在伦敦的圣吉尔斯大街上,一位名叫萨沙(Sasha)的俄罗斯工程师启动了一台电脑,开始给我下达指令。
“第一步,先访问个网站。”他下令道,“AdAge.com怎么样?”随着页面在浏览器中加载完毕,一连串代码从左边的另外一个窗口中跳出。几秒钟后,萨沙向我解释了刚刚发生的事情。“跟我们团队打交道时,你可不能我们让你上哪网站你就照做。”他说。那台全新的电脑已经被感染。“你加入了一个僵尸网络。”
事实上,被黑的是我的上网线路,不是AdAge.com。无论访问哪个网站,电脑都会被感染。不过,萨沙似乎很享受我的这种无助,他的工作才刚刚开始。
萨沙是谷歌反欺诈秘密团队的成员,该团队总共有100多人,他们每天的工作就是与不计其数的网络犯罪分子对抗,防止他们从数字广告行业窃取数十亿美元的巨额利润——这主要源自伪装成人类的机器人流量。就连很多谷歌内部人士对这个部门也不甚了解,他们更是从未对外界透露过自己追捕僵尸网络的方式,更不用说让外人进入办公室观察整个流程了。然而,当莎拉打开电脑的那一刻,他们终于打破了沉默。
对于或大或小的互联网企业来说,数字广告欺诈都是一个严重问题,而且还在不断恶化。随着广告预算从电视和印刷媒体转向数字媒体,整个流程也越来越自动化,这也为互联网上的阴暗势力创造了一片沃土。
根据反欺诈公司WhiteOps和美国广告主协会的一项研究,2015年因为广告欺诈造成的损失高达63亿美元。而身为全球最大广告科技公司的谷歌,由于每天要处理海量的广告交易,而且提供了自动化购买平台和广告交易市场,自然首当其冲。倘若广告主认为谷歌的业务中充满了欺诈流量,肯定会将预算投向别处,谷歌的前景必将受到威胁。
广告技术公司Ghostery的主要业务是在互联网上监控广告标签,他们曾经对谷歌在广告技术行业的主导地位进行过深入分析。该公司的最新测算来自2013年9月,数据显示,谷歌当月的广告展示总量高达3160亿次,而排名第二的OpenX仅为844亿次。如此大的领先优势表明谷歌必然深受广告欺诈之苦,也为该公司赋予了更强的动力,必须全力应对这一问题。在此之前,该公司始终没有公开他们为对抗广告欺诈采取的行动,但如果继续保持沉默,就难以推动整个行业取得真正的进展,这也是他们接受《广告时代》专访的主要原因。

■ ■ ■ ■ ■

## 挑战任务
请把这篇关于谷歌反欺诈团队的文章中从“萨沙是谷歌反欺诈秘密团队的成”到“处,谷歌的前景必将受到威胁。”的这一段一字不差地抄写出来。 接下来是另一份独立的材料。

## 数据集内容
■ ■ ■ ■ ■

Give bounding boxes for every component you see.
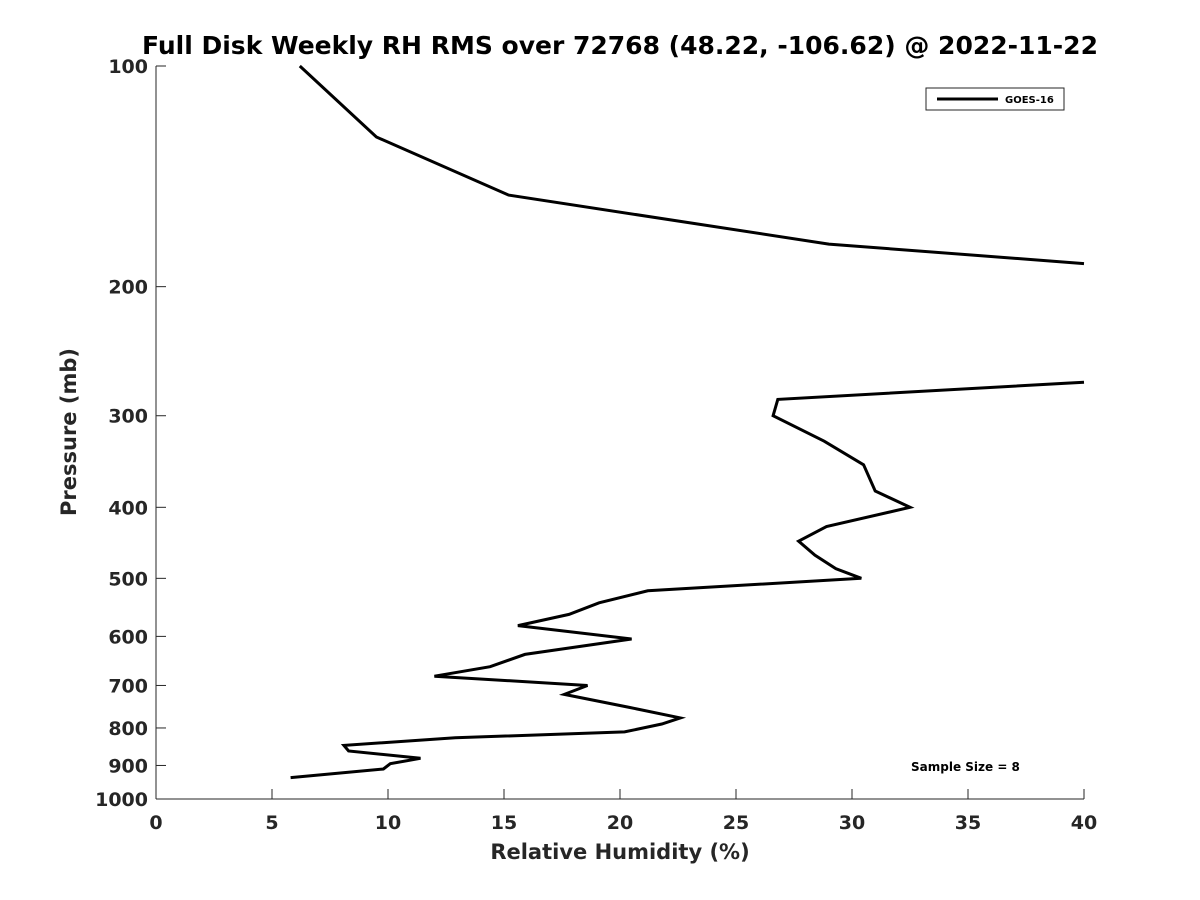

■ ■ ■ ■ ■

## 书面回答
萨沙是谷歌反欺诈秘密团队的成员,该团队总共有100多人,他们每天的工作就是与不计其数的网络犯罪分子对抗,防止他们从数字广告行业窃取数十亿美元的巨额利润——这主要源自伪装成人类的机器人流量。就连很多谷歌内部人士对这个部门也不甚了解,他们更是从未对外界透露过自己追捕僵尸网络的方式,更不用说让外人进入办公室观察整个流程了。然而,当莎拉打开电脑的那一刻,他们终于打破了沉默。
对于或大或小的互联网企业来说,数字广告欺诈都是一个严重问题,而且还在不断恶化。随着广告预算从电视和印刷媒体转向数字媒体,整个流程也越来越自动化,这也为互联网上的阴暗势力创造了一片沃土。
根据反欺诈公司WhiteOps和美国广告主协会的一项研究,2015年因为广告欺诈造成的损失高达63亿美元。而身为全球最大广告科技公司的谷歌,由于每天要处理海量的广告交易,而且提供了自动化购买平台和广告交易市场,自然首当其冲。倘若广告主认为谷歌的业务中充满了欺诈流量,肯定会将预算投向别处,谷歌的前景必将受到威胁。